**Exercise goal:**
Identify all lines of the data containing the string "استثناء" and copy them.

— start Data in this exercise —

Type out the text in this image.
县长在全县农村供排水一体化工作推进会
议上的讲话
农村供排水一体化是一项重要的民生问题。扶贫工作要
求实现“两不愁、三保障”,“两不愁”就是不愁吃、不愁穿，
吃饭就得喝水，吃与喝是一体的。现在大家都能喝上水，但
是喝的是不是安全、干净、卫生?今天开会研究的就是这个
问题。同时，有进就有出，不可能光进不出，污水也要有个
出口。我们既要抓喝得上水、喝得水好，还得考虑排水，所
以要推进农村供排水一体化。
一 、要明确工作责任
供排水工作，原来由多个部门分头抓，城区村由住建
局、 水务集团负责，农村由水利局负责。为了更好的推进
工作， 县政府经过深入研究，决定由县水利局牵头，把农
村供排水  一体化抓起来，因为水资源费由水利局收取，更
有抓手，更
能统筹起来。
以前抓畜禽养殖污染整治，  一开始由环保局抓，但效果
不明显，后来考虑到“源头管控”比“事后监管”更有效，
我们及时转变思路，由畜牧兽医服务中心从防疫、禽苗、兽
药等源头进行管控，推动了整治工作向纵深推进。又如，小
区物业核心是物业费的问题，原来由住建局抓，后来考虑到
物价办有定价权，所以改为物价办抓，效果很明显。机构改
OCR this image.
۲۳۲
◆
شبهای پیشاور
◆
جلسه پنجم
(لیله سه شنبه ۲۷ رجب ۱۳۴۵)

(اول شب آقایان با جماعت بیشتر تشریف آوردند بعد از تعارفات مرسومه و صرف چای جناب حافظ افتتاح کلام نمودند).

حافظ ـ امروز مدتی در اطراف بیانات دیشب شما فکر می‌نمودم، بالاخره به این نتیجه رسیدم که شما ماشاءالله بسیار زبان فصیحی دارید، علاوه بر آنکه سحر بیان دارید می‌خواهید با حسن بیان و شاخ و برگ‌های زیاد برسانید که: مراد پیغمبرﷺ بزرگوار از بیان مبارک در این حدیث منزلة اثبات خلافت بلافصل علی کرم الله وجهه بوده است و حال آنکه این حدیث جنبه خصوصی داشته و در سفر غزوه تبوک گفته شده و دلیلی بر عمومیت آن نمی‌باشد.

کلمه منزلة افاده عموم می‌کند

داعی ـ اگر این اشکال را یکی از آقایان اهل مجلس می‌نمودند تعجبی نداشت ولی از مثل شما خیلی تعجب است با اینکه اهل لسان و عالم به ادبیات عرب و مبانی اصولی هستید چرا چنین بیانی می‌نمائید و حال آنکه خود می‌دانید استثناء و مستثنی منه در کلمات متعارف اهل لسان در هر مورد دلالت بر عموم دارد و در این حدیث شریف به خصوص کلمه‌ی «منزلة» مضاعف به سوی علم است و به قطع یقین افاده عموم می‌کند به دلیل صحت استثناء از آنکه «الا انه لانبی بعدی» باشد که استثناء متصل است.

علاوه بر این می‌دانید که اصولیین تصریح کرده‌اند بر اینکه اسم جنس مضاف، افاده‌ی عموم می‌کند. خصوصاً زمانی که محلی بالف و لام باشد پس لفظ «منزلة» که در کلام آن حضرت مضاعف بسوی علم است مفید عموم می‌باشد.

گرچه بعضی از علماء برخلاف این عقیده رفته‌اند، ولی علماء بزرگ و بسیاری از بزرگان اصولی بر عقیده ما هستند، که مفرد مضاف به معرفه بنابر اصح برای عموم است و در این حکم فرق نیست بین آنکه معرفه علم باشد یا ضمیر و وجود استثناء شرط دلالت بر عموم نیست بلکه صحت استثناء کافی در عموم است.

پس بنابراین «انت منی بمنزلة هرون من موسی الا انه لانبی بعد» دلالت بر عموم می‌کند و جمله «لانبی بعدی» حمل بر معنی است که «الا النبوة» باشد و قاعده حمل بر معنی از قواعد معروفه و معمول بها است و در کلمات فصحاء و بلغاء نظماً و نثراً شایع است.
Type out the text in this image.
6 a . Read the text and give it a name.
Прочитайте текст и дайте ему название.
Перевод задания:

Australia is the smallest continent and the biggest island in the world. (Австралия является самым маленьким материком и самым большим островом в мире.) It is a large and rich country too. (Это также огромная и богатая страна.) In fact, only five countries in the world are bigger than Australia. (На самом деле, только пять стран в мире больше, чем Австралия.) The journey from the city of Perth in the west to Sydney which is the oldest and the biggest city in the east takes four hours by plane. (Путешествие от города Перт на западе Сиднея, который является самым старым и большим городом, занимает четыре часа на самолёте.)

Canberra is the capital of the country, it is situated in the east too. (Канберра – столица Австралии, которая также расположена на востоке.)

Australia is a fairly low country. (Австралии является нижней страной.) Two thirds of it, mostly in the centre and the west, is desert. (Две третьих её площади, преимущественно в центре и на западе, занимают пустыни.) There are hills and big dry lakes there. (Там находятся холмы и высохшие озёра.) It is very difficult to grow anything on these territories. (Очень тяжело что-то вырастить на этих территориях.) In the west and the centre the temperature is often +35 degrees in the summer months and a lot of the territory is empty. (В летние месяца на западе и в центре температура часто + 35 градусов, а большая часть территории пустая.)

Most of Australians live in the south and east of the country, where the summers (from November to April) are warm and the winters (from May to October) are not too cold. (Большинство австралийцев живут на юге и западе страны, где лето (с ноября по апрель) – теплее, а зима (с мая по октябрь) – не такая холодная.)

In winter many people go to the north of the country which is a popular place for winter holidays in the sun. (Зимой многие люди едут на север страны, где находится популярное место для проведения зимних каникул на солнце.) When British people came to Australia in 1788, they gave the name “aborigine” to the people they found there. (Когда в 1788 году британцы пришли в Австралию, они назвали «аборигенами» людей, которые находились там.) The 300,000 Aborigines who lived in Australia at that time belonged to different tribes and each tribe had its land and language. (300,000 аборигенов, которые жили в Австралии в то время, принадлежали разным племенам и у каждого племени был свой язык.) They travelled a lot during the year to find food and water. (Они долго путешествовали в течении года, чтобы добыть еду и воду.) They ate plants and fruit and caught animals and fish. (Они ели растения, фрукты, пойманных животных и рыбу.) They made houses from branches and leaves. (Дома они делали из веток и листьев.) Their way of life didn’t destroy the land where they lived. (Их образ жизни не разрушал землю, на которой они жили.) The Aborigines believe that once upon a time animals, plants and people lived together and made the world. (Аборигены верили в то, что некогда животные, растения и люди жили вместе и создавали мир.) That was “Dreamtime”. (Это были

— end Data in this exercise —

**Result of this task:**
داعی ـ اگر این اشکال را یکی از آقایان اهل مجلس می‌نمودند تعجبی نداشت ولی از مثل شما خیلی تعجب است با اینکه اهل لسان و عالم به ادبیات عرب و مبانی اصولی هستید چرا چنین بیانی می‌نمائید و حال آنکه خود می‌دانید استثناء و مستثنی منه در کلمات متعارف اهل لسان در هر مورد دلالت بر عموم دارد و در این حدیث شریف به خصوص کلمه‌ی «منزلة» مضاعف به سوی علم است و به قطع یقین افاده عموم می‌کند به دلیل صحت استثناء از آنکه «الا انه لانبی بعدی» باشد که استثناء متصل است.
گرچه بعضی از علماء برخلاف این عقیده رفته‌اند، ولی علماء بزرگ و بسیاری از بزرگان اصولی بر عقیده ما هستند، که مفرد مضاف به معرفه بنابر اصح برای عموم است و در این حکم فرق نیست بین آنکه معرفه علم باشد یا ضمیر و وجود استثناء شرط دلالت بر عموم نیست بلکه صحت استثناء کافی در عموم است.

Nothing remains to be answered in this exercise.